- Task to carry out
Convert every line of the data below into a Markdown table with the columns Row and Content, where Row is a running number and Content holds the line. Omit blank lines and the pictures.

- Supplied data
= = = = = = =

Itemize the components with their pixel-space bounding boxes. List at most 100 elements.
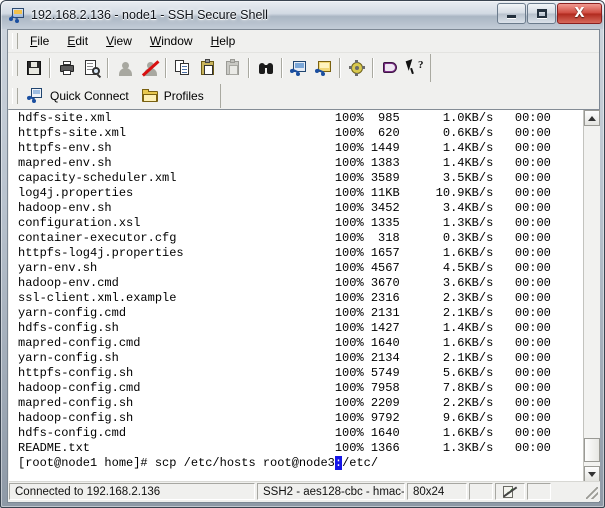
toolbar-separator <box>339 58 341 78</box>
scroll-up-button[interactable] <box>584 110 600 126</box>
title-bar[interactable]: 192.168.2.136 - node1 - SSH Secure Shell… <box>1 1 604 29</box>
find-icon <box>257 59 275 77</box>
settings-icon <box>348 59 366 77</box>
terminal-transfer-row: mapred-config.cmd 100% 1640 1.6KB/s 00:0… <box>18 336 551 350</box>
toolbar-drag-grip[interactable] <box>12 60 18 76</box>
profiles-button[interactable]: Profiles <box>135 85 210 107</box>
status-connection: Connected to 192.168.2.136 <box>9 483 255 500</box>
ssh-secure-shell-window: 192.168.2.136 - node1 - SSH Secure Shell… <box>0 0 605 508</box>
help-book-icon <box>381 59 399 77</box>
status-transfer-indicator: ✓ <box>495 483 525 500</box>
transfer-status-icon: ✓ <box>503 485 517 498</box>
terminal-transfer-row: httpfs-log4j.properties 100% 1657 1.6KB/… <box>18 246 551 260</box>
chevron-down-icon <box>588 471 596 477</box>
terminal-transfer-row: httpfs-env.sh 100% 1449 1.4KB/s 00:00 <box>18 141 551 155</box>
title-bar-left: 192.168.2.136 - node1 - SSH Secure Shell <box>9 1 268 29</box>
terminal-transfer-row: yarn-config.sh 100% 2134 2.1KB/s 00:00 <box>18 351 551 365</box>
terminal-transfer-row: configuration.xsl 100% 1335 1.3KB/s 00:0… <box>18 216 551 230</box>
close-icon: X <box>574 6 585 21</box>
terminal-output[interactable]: hdfs-site.xml 100% 985 1.0KB/s 00:00 http… <box>9 110 583 482</box>
save-button[interactable] <box>21 56 46 80</box>
copy-button[interactable] <box>170 56 195 80</box>
prompt-command-text: [root@node1 home]# scp /etc/hosts root@n… <box>18 456 335 470</box>
terminal-transfer-row: httpfs-config.sh 100% 5749 5.6KB/s 00:00 <box>18 366 551 380</box>
status-bar: Connected to 192.168.2.136 SSH2 - aes128… <box>9 481 600 501</box>
resize-grip[interactable] <box>553 483 600 500</box>
maximize-button[interactable] <box>527 3 556 24</box>
connect-button[interactable] <box>286 56 311 80</box>
settings-button[interactable] <box>344 56 369 80</box>
terminal-transfer-row: README.txt 100% 1366 1.3KB/s 00:00 <box>18 441 551 455</box>
terminal-panel: hdfs-site.xml 100% 985 1.0KB/s 00:00 http… <box>9 109 600 482</box>
paste-button[interactable] <box>195 56 220 80</box>
user-icon <box>116 59 134 77</box>
menu-item-edit[interactable]: Edit <box>58 32 97 50</box>
print-preview-button[interactable] <box>79 56 104 80</box>
quick-connect-label: Quick Connect <box>50 89 129 103</box>
status-cipher: SSH2 - aes128-cbc - hmac-md5 <box>257 483 405 500</box>
maximize-icon <box>536 9 547 18</box>
toolbar-separator <box>372 58 374 78</box>
scroll-down-button[interactable] <box>584 466 600 482</box>
terminal-transfer-row: mapred-config.sh 100% 2209 2.2KB/s 00:00 <box>18 396 551 410</box>
quick-toolbar: Quick Connect Profiles <box>8 83 599 110</box>
terminal-transfer-row: log4j.properties 100% 11KB 10.9KB/s 00:0… <box>18 186 551 200</box>
status-panel-6 <box>527 483 551 500</box>
terminal-prompt-line[interactable]: [root@node1 home]# scp /etc/hosts root@n… <box>18 456 583 471</box>
window-title: 192.168.2.136 - node1 - SSH Secure Shell <box>31 8 268 22</box>
paste-disabled-button <box>220 56 245 80</box>
toolbar-separator <box>281 58 283 78</box>
print-button[interactable] <box>54 56 79 80</box>
terminal-transfer-row: hadoop-config.sh 100% 9792 9.6KB/s 00:00 <box>18 411 551 425</box>
terminal-transfer-row: hadoop-config.cmd 100% 7958 7.8KB/s 00:0… <box>18 381 551 395</box>
terminal-transfer-row: hadoop-env.sh 100% 3452 3.4KB/s 00:00 <box>18 201 551 215</box>
profiles-label: Profiles <box>163 89 204 103</box>
terminal-transfer-row: hdfs-config.sh 100% 1427 1.4KB/s 00:00 <box>18 321 551 335</box>
terminal-transfer-row: mapred-env.sh 100% 1383 1.4KB/s 00:00 <box>18 156 551 170</box>
terminal-transfer-row: yarn-env.sh 100% 4567 4.5KB/s 00:00 <box>18 261 551 275</box>
terminal-transfer-row: capacity-scheduler.xml 100% 3589 3.5KB/s… <box>18 171 551 185</box>
scrollbar-thumb[interactable] <box>584 438 600 462</box>
ssh-terminal-icon <box>9 7 25 23</box>
copy-icon <box>174 59 192 77</box>
terminal-transfer-row: container-executor.cfg 100% 318 0.3KB/s … <box>18 231 551 245</box>
menu-item-view[interactable]: View <box>97 32 141 50</box>
close-button[interactable]: X <box>557 3 602 24</box>
chevron-up-icon <box>588 115 596 121</box>
toolbar-separator <box>107 58 109 78</box>
minimize-icon <box>507 15 516 18</box>
disconnect-user-icon <box>141 59 159 77</box>
terminal-scrollbar[interactable] <box>583 110 600 482</box>
menu-item-help[interactable]: Help <box>202 32 245 50</box>
status-terminal-size: 80x24 <box>407 483 467 500</box>
disconnect-button[interactable] <box>137 56 162 80</box>
minimize-button[interactable] <box>497 3 526 24</box>
help-button[interactable] <box>377 56 402 80</box>
quick-toolbar-drag-grip[interactable] <box>12 88 18 104</box>
toolbar-separator <box>49 58 51 78</box>
terminal-transfer-row: hadoop-env.cmd 100% 3670 3.6KB/s 00:00 <box>18 276 551 290</box>
menu-item-window[interactable]: Window <box>141 32 202 50</box>
terminal-transfer-row: hdfs-config.cmd 100% 1640 1.6KB/s 00:00 <box>18 426 551 440</box>
menu-item-file[interactable]: File <box>21 32 58 50</box>
window-controls: X <box>496 3 602 24</box>
find-button[interactable] <box>253 56 278 80</box>
connect-icon <box>289 59 308 77</box>
quick-connect-button[interactable]: Quick Connect <box>21 85 135 107</box>
file-transfer-icon <box>314 59 333 77</box>
main-toolbar: ? <box>8 53 599 83</box>
terminal-transfer-row: ssl-client.xml.example 100% 2316 2.3KB/s… <box>18 291 551 305</box>
toolbar-separator <box>165 58 167 78</box>
folder-icon <box>141 87 159 105</box>
file-transfer-button[interactable] <box>311 56 336 80</box>
quick-connect-icon <box>27 87 45 105</box>
toolbar-separator <box>248 58 250 78</box>
client-area: File Edit View Window Help ? Quick Conne… <box>7 29 600 503</box>
terminal-cursor: : <box>334 456 343 470</box>
print-preview-icon <box>83 59 101 79</box>
user-button[interactable] <box>112 56 137 80</box>
terminal-transfer-row: hdfs-site.xml 100% 985 1.0KB/s 00:00 <box>18 111 551 125</box>
menu-drag-grip[interactable] <box>12 33 18 49</box>
context-help-button[interactable]: ? <box>402 56 427 80</box>
menu-bar: File Edit View Window Help <box>8 30 599 53</box>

= = = = = = =

- Complete response
| Row | Content |
|---|---|
| 1 | Itemize the components with their pixel-space bounding boxes. List at most 100 elements. |
| 2 | toolbar-separator <box>339 58 341 78</box> |
| 3 | scroll-up-button[interactable] <box>584 110 600 126</box> |
| 4 | title-bar[interactable]: 192.168.2.136 - node1 - SSH Secure Shell… <box>1 1 604 29</box> |
| 5 | find-icon <box>257 59 275 77</box> |
| 6 | settings-icon <box>348 59 366 77</box> |
| 7 | terminal-transfer-row: mapred-config.cmd 100% 1640 1.6KB/s 00:0… <box>18 336 551 350</box> |
| 8 | toolbar-drag-grip[interactable] <box>12 60 18 76</box> |
| 9 | profiles-button[interactable]: Profiles <box>135 85 210 107</box> |
| 10 | status-connection: Connected to 192.168.2.136 <box>9 483 255 500</box> |
| 11 | ssh-secure-shell-window: 192.168.2.136 - node1 - SSH Secure Shell… <box>0 0 605 508</box> |
| 12 | help-book-icon <box>381 59 399 77</box> |
| 13 | status-transfer-indicator: ✓ <box>495 483 525 500</box> |
| 14 | transfer-status-icon: ✓ <box>503 485 517 498</box> |
| 15 | terminal-transfer-row: httpfs-log4j.properties 100% 1657 1.6KB/… <box>18 246 551 260</box> |
| 16 | chevron-down-icon <box>588 471 596 477</box> |
| 17 | terminal-transfer-row: httpfs-env.sh 100% 1449 1.4KB/s 00:00 <box>18 141 551 155</box> |
| 18 | title-bar-left: 192.168.2.136 - node1 - SSH Secure Shell <box>9 1 268 29</box> |
| 19 | terminal-transfer-row: yarn-config.sh 100% 2134 2.1KB/s 00:00 <box>18 351 551 365</box> |
| 20 | terminal-transfer-row: configuration.xsl 100% 1335 1.3KB/s 00:0… <box>18 216 551 230</box> |
| 21 | close-icon: X <box>574 6 585 21</box> |
| 22 | terminal-output[interactable]: hdfs-site.xml 100% 985 1.0KB/s 00:00 http… <box>9 110 583 482</box> |
| 23 | save-button[interactable] <box>21 56 46 80</box> |
| 24 | copy-button[interactable] <box>170 56 195 80</box> |
| 25 | prompt-command-text: [root@node1 home]# scp /etc/hosts root@n… <box>18 456 335 470</box> |
| 26 | terminal-transfer-row: httpfs-config.sh 100% 5749 5.6KB/s 00:00 <box>18 366 551 380</box> |
| 27 | status-bar: Connected to 192.168.2.136 SSH2 - aes128… <box>9 481 600 501</box> |
| 28 | resize-grip[interactable] <box>553 483 600 500</box> |
| 29 | maximize-button[interactable] <box>527 3 556 24</box> |
| 30 | connect-button[interactable] <box>286 56 311 80</box> |
| 31 | settings-button[interactable] <box>344 56 369 80</box> |
| 32 | terminal-transfer-row: README.txt 100% 1366 1.3KB/s 00:00 <box>18 441 551 455</box> |
| 33 | terminal-panel: hdfs-site.xml 100% 985 1.0KB/s 00:00 http… <box>9 109 600 482</box> |
| 34 | paste-button[interactable] <box>195 56 220 80</box> |
| 35 | user-icon <box>116 59 134 77</box> |
| 36 | menu-item-edit[interactable]: Edit <box>58 32 97 50</box> |
| 37 | print-preview-button[interactable] <box>79 56 104 80</box> |
| 38 | quick-connect-label: Quick Connect <box>50 89 129 103</box> |
| 39 | status-cipher: SSH2 - aes128-cbc - hmac-md5 <box>257 483 405 500</box> |
| 40 | maximize-icon <box>536 9 547 18</box> |
| 41 | toolbar-separator <box>372 58 374 78</box> |
| 42 | scroll-down-button[interactable] <box>584 466 600 482</box> |
| 43 | terminal-transfer-row: mapred-config.sh 100% 2209 2.2KB/s 00:00 <box>18 396 551 410</box> |
| 44 | quick-toolbar: Quick Connect Profiles <box>8 83 599 110</box> |
| 45 | terminal-transfer-row: log4j.properties 100% 11KB 10.9KB/s 00:0… <box>18 186 551 200</box> |
| 46 | status-panel-6 <box>527 483 551 500</box> |
| 47 | terminal-prompt-line[interactable]: [root@node1 home]# scp /etc/hosts root@n… <box>18 456 583 471</box> |
| 48 | window-title: 192.168.2.136 - node1 - SSH Secure Shell <box>31 8 268 22</box> |
| 49 | paste-disabled-button <box>220 56 245 80</box> |
| 50 | toolbar-separator <box>281 58 283 78</box> |
| 51 | print-button[interactable] <box>54 56 79 80</box> |
| 52 | terminal-transfer-row: hadoop-config.sh 100% 9792 9.6KB/s 00:00 <box>18 411 551 425</box> |
| 53 | terminal-transfer-row: hadoop-config.cmd 100% 7958 7.8KB/s 00:0… <box>18 381 551 395</box> |
| 54 | terminal-transfer-row: hadoop-env.sh 100% 3452 3.4KB/s 00:00 <box>18 201 551 215</box> |
| 55 | profiles-label: Profiles <box>163 89 204 103</box> |
| 56 | terminal-transfer-row: hdfs-config.sh 100% 1427 1.4KB/s 00:00 <box>18 321 551 335</box> |
| 57 | terminal-transfer-row: mapred-env.sh 100% 1383 1.4KB/s 00:00 <box>18 156 551 170</box> |
| 58 | terminal-transfer-row: yarn-env.sh 100% 4567 4.5KB/s 00:00 <box>18 261 551 275</box> |
| 59 | terminal-transfer-row: capacity-scheduler.xml 100% 3589 3.5KB/s… <box>18 171 551 185</box> |
| 60 | scrollbar-thumb[interactable] <box>584 438 600 462</box> |
| 61 | ssh-terminal-icon <box>9 7 25 23</box> |
| 62 | copy-icon <box>174 59 192 77</box> |
| 63 | terminal-transfer-row: container-executor.cfg 100% 318 0.3KB/s … <box>18 231 551 245</box> |
| 64 | menu-item-view[interactable]: View <box>97 32 141 50</box> |
| 65 | close-button[interactable]: X <box>557 3 602 24</box> |
| 66 | chevron-up-icon <box>588 115 596 121</box> |
| 67 | toolbar-separator <box>107 58 109 78</box> |
| 68 | minimize-icon <box>507 15 516 18</box> |
| 69 | disconnect-user-icon <box>141 59 159 77</box> |
| 70 | terminal-scrollbar[interactable] <box>583 110 600 482</box> |
| 71 | menu-item-help[interactable]: Help <box>202 32 245 50</box> |
| 72 | status-terminal-size: 80x24 <box>407 483 467 500</box> |
| 73 | disconnect-button[interactable] <box>137 56 162 80</box> |
| 74 | minimize-button[interactable] <box>497 3 526 24</box> |
| 75 | help-button[interactable] <box>377 56 402 80</box> |
| 76 | quick-toolbar-drag-grip[interactable] <box>12 88 18 104</box> |
| 77 | toolbar-separator <box>49 58 51 78</box> |
| 78 | terminal-transfer-row: hadoop-env.cmd 100% 3670 3.6KB/s 00:00 <box>18 276 551 290</box> |
| 79 | menu-item-window[interactable]: Window <box>141 32 202 50</box> |
| 80 | terminal-transfer-row: hdfs-config.cmd 100% 1640 1.6KB/s 00:00 <box>18 426 551 440</box> |
| 81 | menu-item-file[interactable]: File <box>21 32 58 50</box> |
| 82 | window-controls: X <box>496 3 602 24</box> |
| 83 | find-button[interactable] <box>253 56 278 80</box> |
| 84 | connect-icon <box>289 59 308 77</box> |
| 85 | quick-connect-button[interactable]: Quick Connect <box>21 85 135 107</box> |
| 86 | file-transfer-icon <box>314 59 333 77</box> |
| 87 | main-toolbar: ? <box>8 53 599 83</box> |
| 88 | terminal-transfer-row: ssl-client.xml.example 100% 2316 2.3KB/s… <box>18 291 551 305</box> |
| 89 | toolbar-separator <box>165 58 167 78</box> |
| 90 | folder-icon <box>141 87 159 105</box> |
| 91 | file-transfer-button[interactable] <box>311 56 336 80</box> |
| 92 | quick-connect-icon <box>27 87 45 105</box> |
| 93 | toolbar-separator <box>248 58 250 78</box> |
| 94 | client-area: File Edit View Window Help ? Quick Conne… <box>7 29 600 503</box> |
| 95 | terminal-cursor: : <box>334 456 343 470</box> |
| 96 | print-preview-icon <box>83 59 101 79</box> |
| 97 | user-button[interactable] <box>112 56 137 80</box> |
| 98 | terminal-transfer-row: hdfs-site.xml 100% 985 1.0KB/s 00:00 <box>18 111 551 125</box> |
| 99 | menu-drag-grip[interactable] <box>12 33 18 49</box> |
| 100 | context-help-button[interactable]: ? <box>402 56 427 80</box> |
| 101 | menu-bar: File Edit View Window Help <box>8 30 599 53</box> |